Excerpt from a dataset:
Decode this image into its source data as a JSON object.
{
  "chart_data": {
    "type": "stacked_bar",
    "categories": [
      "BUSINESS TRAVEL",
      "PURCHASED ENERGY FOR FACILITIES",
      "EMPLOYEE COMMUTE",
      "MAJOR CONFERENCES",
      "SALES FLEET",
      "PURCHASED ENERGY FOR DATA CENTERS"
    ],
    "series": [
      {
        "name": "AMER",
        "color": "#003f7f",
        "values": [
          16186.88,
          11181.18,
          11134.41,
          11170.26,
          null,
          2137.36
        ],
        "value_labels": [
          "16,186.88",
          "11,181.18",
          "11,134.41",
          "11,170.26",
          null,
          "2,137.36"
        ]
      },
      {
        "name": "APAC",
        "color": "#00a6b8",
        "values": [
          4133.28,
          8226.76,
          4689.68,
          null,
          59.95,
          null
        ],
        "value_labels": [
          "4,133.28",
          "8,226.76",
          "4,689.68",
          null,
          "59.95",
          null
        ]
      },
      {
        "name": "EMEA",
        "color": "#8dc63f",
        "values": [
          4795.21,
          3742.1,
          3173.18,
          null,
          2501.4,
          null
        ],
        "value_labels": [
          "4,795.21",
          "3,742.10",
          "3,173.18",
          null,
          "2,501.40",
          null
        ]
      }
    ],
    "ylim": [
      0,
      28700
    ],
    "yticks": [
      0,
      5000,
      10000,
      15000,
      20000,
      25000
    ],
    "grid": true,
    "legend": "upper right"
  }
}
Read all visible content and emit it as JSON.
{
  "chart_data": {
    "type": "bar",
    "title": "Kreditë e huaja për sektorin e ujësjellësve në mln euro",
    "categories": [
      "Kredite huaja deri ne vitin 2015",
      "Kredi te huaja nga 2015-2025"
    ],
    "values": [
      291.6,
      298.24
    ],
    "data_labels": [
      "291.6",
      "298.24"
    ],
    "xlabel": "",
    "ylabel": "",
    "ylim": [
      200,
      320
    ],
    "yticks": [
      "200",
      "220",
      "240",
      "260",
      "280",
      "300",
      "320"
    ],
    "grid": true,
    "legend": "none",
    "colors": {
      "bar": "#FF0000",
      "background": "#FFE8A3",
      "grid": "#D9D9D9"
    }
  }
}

### TASK OBJECTIVE
Repeat all entries. Match them exactly.

### RESPONSE TO THE EXERCISE
Decode this image into its source data as a JSON object.
{
  "chart_data": {
    "type": "stacked_bar",
    "categories": [
      "BUSINESS TRAVEL",
      "PURCHASED ENERGY FOR FACILITIES",
      "EMPLOYEE COMMUTE",
      "MAJOR CONFERENCES",
      "SALES FLEET",
      "PURCHASED ENERGY FOR DATA CENTERS"
    ],
    "series": [
      {
        "name": "AMER",
        "color": "#003f7f",
        "values": [
          16186.88,
          11181.18,
          11134.41,
          11170.26,
          null,
          2137.36
        ],
        "value_labels": [
          "16,186.88",
          "11,181.18",
          "11,134.41",
          "11,170.26",
          null,
          "2,137.36"
        ]
      },
      {
        "name": "APAC",
        "color": "#00a6b8",
        "values": [
          4133.28,
          8226.76,
          4689.68,
          null,
          59.95,
          null
        ],
        "value_labels": [
          "4,133.28",
          "8,226.76",
          "4,689.68",
          null,
          "59.95",
          null
        ]
      },
      {
        "name": "EMEA",
        "color": "#8dc63f",
        "values": [
          4795.21,
          3742.1,
          3173.18,
          null,
          2501.4,
          null
        ],
        "value_labels": [
          "4,795.21",
          "3,742.10",
          "3,173.18",
          null,
          "2,501.40",
          null
        ]
      }
    ],
    "ylim": [
      0,
      28700
    ],
    "yticks": [
      0,
      5000,
      10000,
      15000,
      20000,
      25000
    ],
    "grid": true,
    "legend": "upper right"
  }
}
Read all visible content and emit it as JSON.
{
  "chart_data": {
    "type": "bar",
    "title": "Kreditë e huaja për sektorin e ujësjellësve në mln euro",
    "categories": [
      "Kredite huaja deri ne vitin 2015",
      "Kredi te huaja nga 2015-2025"
    ],
    "values": [
      291.6,
      298.24
    ],
    "data_labels": [
      "291.6",
      "298.24"
    ],
    "xlabel": "",
    "ylabel": "",
    "ylim": [
      200,
      320
    ],
    "yticks": [
      "200",
      "220",
      "240",
      "260",
      "280",
      "300",
      "320"
    ],
    "grid": true,
    "legend": "none",
    "colors": {
      "bar": "#FF0000",
      "background": "#FFE8A3",
      "grid": "#D9D9D9"
    }
  }
}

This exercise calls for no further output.